==== Material for the task ====

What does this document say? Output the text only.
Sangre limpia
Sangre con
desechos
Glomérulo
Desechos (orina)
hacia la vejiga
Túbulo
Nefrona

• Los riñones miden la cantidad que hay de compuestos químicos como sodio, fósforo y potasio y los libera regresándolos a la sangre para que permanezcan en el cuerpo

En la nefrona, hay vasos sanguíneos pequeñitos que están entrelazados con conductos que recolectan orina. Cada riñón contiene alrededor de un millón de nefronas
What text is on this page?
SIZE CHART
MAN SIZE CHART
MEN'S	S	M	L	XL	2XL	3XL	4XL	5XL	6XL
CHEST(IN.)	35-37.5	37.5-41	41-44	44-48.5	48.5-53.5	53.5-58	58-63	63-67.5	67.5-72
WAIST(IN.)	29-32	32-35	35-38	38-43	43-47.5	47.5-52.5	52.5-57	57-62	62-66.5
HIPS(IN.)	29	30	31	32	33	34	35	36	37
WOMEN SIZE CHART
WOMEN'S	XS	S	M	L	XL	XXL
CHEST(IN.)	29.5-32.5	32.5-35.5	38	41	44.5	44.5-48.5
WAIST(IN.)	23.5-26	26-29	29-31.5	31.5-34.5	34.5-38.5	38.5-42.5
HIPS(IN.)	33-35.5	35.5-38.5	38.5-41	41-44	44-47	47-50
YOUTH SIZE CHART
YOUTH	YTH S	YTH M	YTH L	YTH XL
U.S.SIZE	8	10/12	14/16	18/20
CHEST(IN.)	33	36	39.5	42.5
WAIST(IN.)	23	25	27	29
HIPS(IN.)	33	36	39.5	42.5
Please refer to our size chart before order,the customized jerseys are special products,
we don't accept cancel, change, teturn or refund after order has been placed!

====

» Work instructions
Output all of the material, please, exactly as it stands.

» Full solution
What does this document say? Output the text only.
Sangre limpia
Sangre con
desechos
Glomérulo
Desechos (orina)
hacia la vejiga
Túbulo
Nefrona

• Los riñones miden la cantidad que hay de compuestos químicos como sodio, fósforo y potasio y los libera regresándolos a la sangre para que permanezcan en el cuerpo

En la nefrona, hay vasos sanguíneos pequeñitos que están entrelazados con conductos que recolectan orina. Cada riñón contiene alrededor de un millón de nefronas
What text is on this page?
SIZE CHART
MAN SIZE CHART
MEN'S	S	M	L	XL	2XL	3XL	4XL	5XL	6XL
CHEST(IN.)	35-37.5	37.5-41	41-44	44-48.5	48.5-53.5	53.5-58	58-63	63-67.5	67.5-72
WAIST(IN.)	29-32	32-35	35-38	38-43	43-47.5	47.5-52.5	52.5-57	57-62	62-66.5
HIPS(IN.)	29	30	31	32	33	34	35	36	37
WOMEN SIZE CHART
WOMEN'S	XS	S	M	L	XL	XXL
CHEST(IN.)	29.5-32.5	32.5-35.5	38	41	44.5	44.5-48.5
WAIST(IN.)	23.5-26	26-29	29-31.5	31.5-34.5	34.5-38.5	38.5-42.5
HIPS(IN.)	33-35.5	35.5-38.5	38.5-41	41-44	44-47	47-50
YOUTH SIZE CHART
YOUTH	YTH S	YTH M	YTH L	YTH XL
U.S.SIZE	8	10/12	14/16	18/20
CHEST(IN.)	33	36	39.5	42.5
WAIST(IN.)	23	25	27	29
HIPS(IN.)	33	36	39.5	42.5
Please refer to our size chart before order,the customized jerseys are special products,
we don't accept cancel, change, teturn or refund after order has been placed!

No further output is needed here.